◆ INSTRUCTIONS TO FOLLOW: Keep only the lines where "trois" appears.

Data entries
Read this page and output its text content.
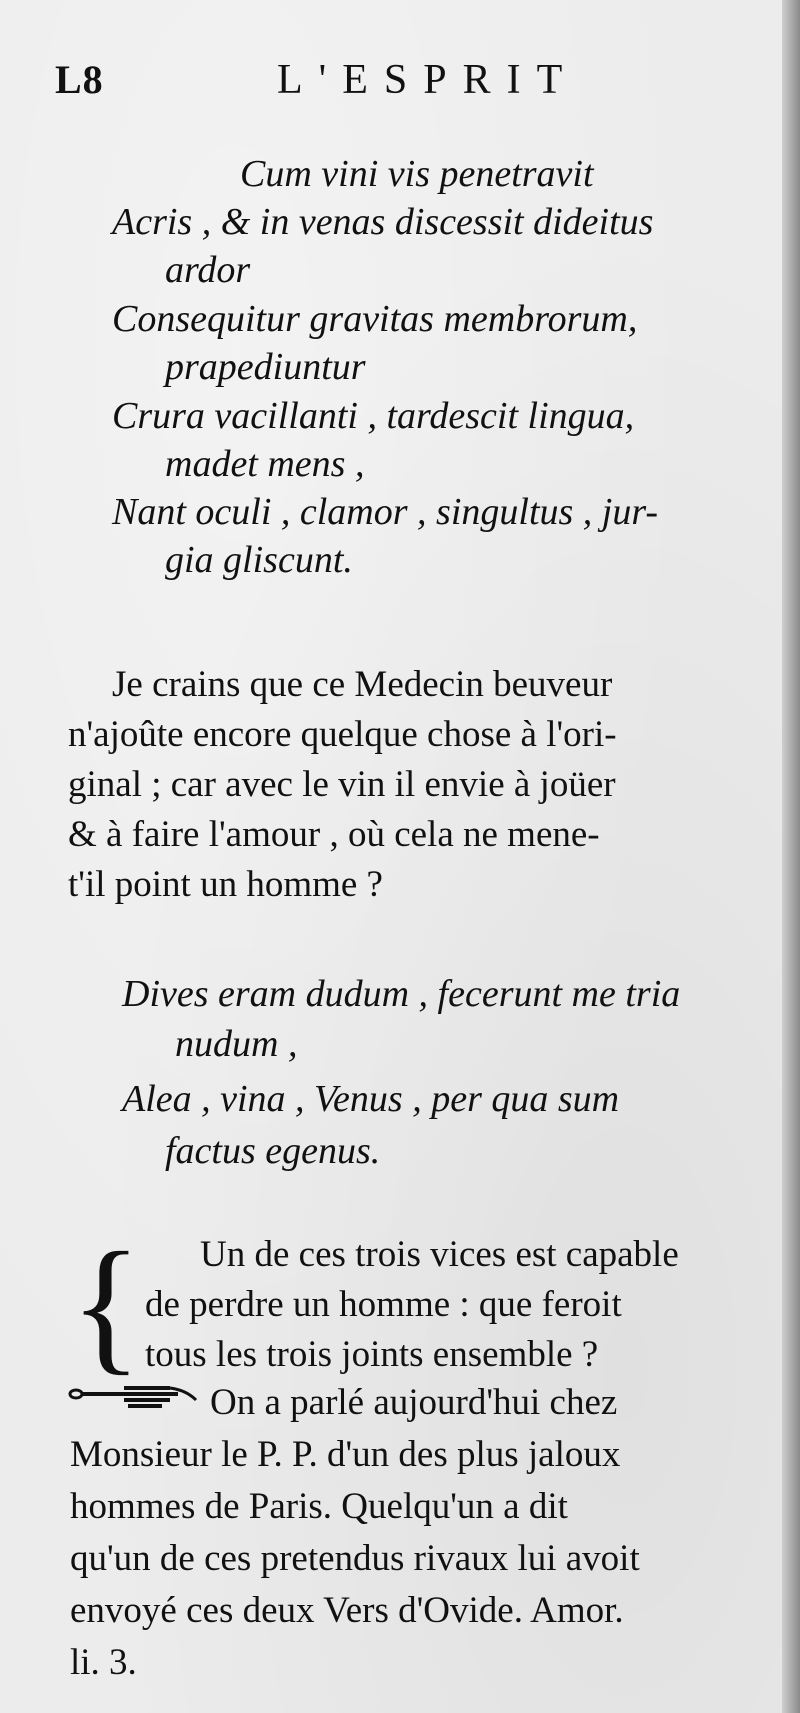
L8	L'ESPRIT
Cum vini vis penetravit
Acris , & in venas discessit dideitus
ardor
Consequitur gravitas membrorum,
prapediuntur
Crura vacillanti , tardescit lingua,
madet mens ,
Nant oculi , clamor , singultus , jur-
gia gliscunt.
Je crains que ce Medecin beuveur
n'ajoûte encore quelque chose à l'ori-
ginal ; car avec le vin il envie à joüer
& à faire l'amour , où cela ne mene-
t'il point un homme ?
Dives eram dudum , fecerunt me tria
nudum ,
Alea , vina , Venus , per qua sum
factus egenus.
{ Un de ces trois vices est capable
de perdre un homme : que feroit
tous les trois joints ensemble ?
On a parlé aujourd'hui chez
Monsieur le P. P. d'un des plus jaloux
hommes de Paris. Quelqu'un a dit
qu'un de ces pretendus rivaux lui avoit
envoyé ces deux Vers d'Ovide. Amor.
li. 3.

◆ ANSWER TO THIS EXERCISE:
{ Un de ces trois vices est capable
tous les trois joints ensemble ?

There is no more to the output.